[Data excerpts]
----
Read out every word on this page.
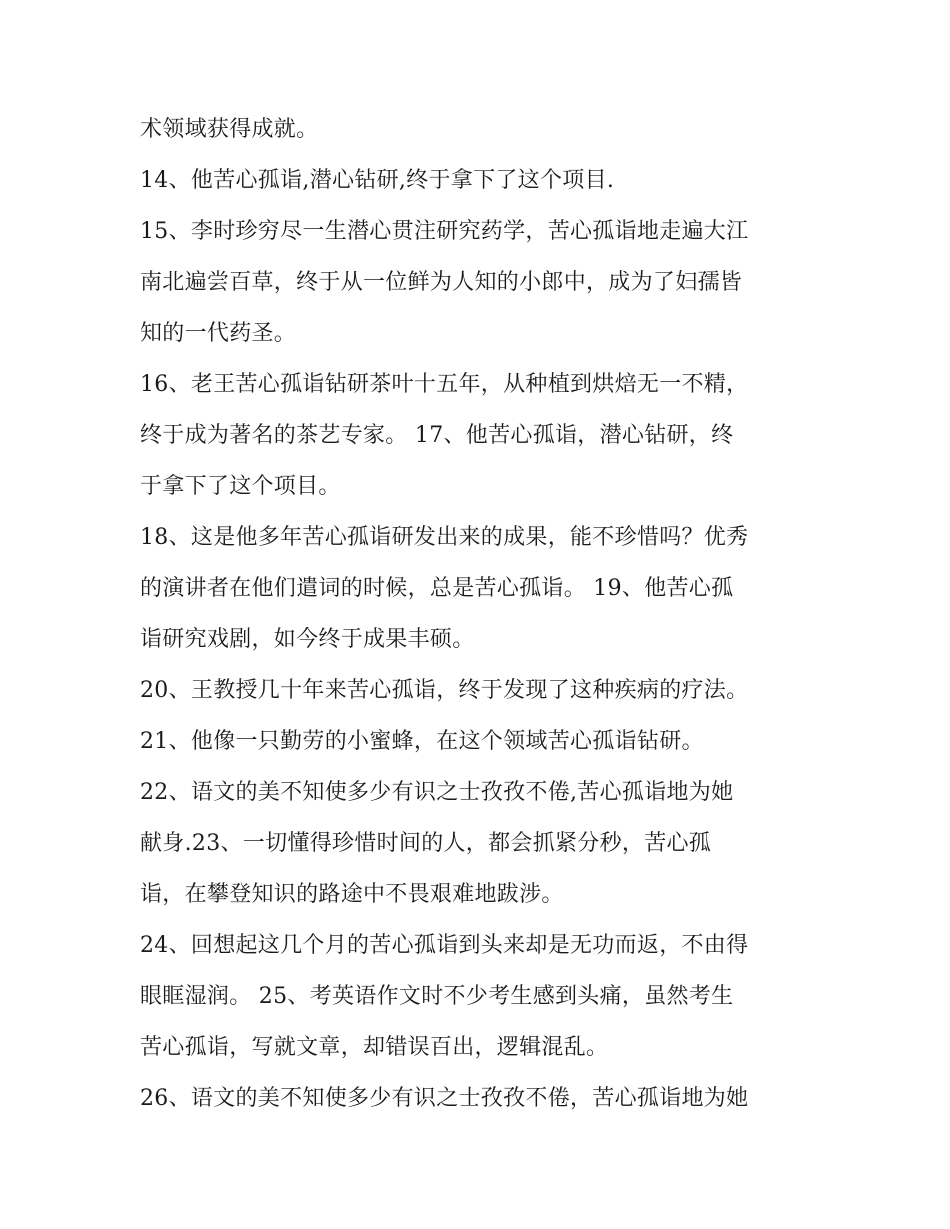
术领域获得成就。
14、他苦心孤诣,潜心钻研,终于拿下了这个项目.
15、李时珍穷尽一生潜心贯注研究药学，苦心孤诣地走遍大江
南北遍尝百草，终于从一位鲜为人知的小郎中，成为了妇孺皆
知的一代药圣。
16、老王苦心孤诣钻研茶叶十五年，从种植到烘焙无一不精，
终于成为著名的茶艺专家。 17、他苦心孤诣，潜心钻研，终
于拿下了这个项目。
18、这是他多年苦心孤诣研发出来的成果，能不珍惜吗？优秀
的演讲者在他们遣词的时候，总是苦心孤诣。 19、他苦心孤
诣研究戏剧，如今终于成果丰硕。
20、王教授几十年来苦心孤诣，终于发现了这种疾病的疗法。
21、他像一只勤劳的小蜜蜂，在这个领域苦心孤诣钻研。
22、语文的美不知使多少有识之士孜孜不倦,苦心孤诣地为她
献身.23、一切懂得珍惜时间的人，都会抓紧分秒，苦心孤
诣，在攀登知识的路途中不畏艰难地跋涉。
24、回想起这几个月的苦心孤诣到头来却是无功而返，不由得
眼眶湿润。 25、考英语作文时不少考生感到头痛，虽然考生
苦心孤诣，写就文章，却错误百出，逻辑混乱。
26、语文的美不知使多少有识之士孜孜不倦，苦心孤诣地为她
----
**Do this**
Find the word "潜心钻研" in the data and show each line that holds it.

**Task result**
14、他苦心孤诣,潜心钻研,终于拿下了这个项目.
终于成为著名的茶艺专家。 17、他苦心孤诣，潜心钻研，终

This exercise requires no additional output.